What to produce: Print the data exactly as it is given, please.

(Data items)
• • •
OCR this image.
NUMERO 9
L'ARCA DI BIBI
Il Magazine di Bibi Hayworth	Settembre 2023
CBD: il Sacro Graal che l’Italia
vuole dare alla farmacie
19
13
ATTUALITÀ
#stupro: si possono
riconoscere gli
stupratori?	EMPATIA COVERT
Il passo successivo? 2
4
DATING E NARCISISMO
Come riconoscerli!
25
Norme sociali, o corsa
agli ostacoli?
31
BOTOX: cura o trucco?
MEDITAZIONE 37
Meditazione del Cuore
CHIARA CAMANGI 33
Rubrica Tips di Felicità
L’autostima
• • •
Exercise output:
OCR this image.
NUMERO 9
L'ARCA DI BIBI
Il Magazine di Bibi Hayworth	Settembre 2023
CBD: il Sacro Graal che l’Italia
vuole dare alla farmacie
19
13
ATTUALITÀ
#stupro: si possono
riconoscere gli
stupratori?	EMPATIA COVERT
Il passo successivo? 2
4
DATING E NARCISISMO
Come riconoscerli!
25
Norme sociali, o corsa
agli ostacoli?
31
BOTOX: cura o trucco?
MEDITAZIONE 37
Meditazione del Cuore
CHIARA CAMANGI 33
Rubrica Tips di Felicità
L’autostima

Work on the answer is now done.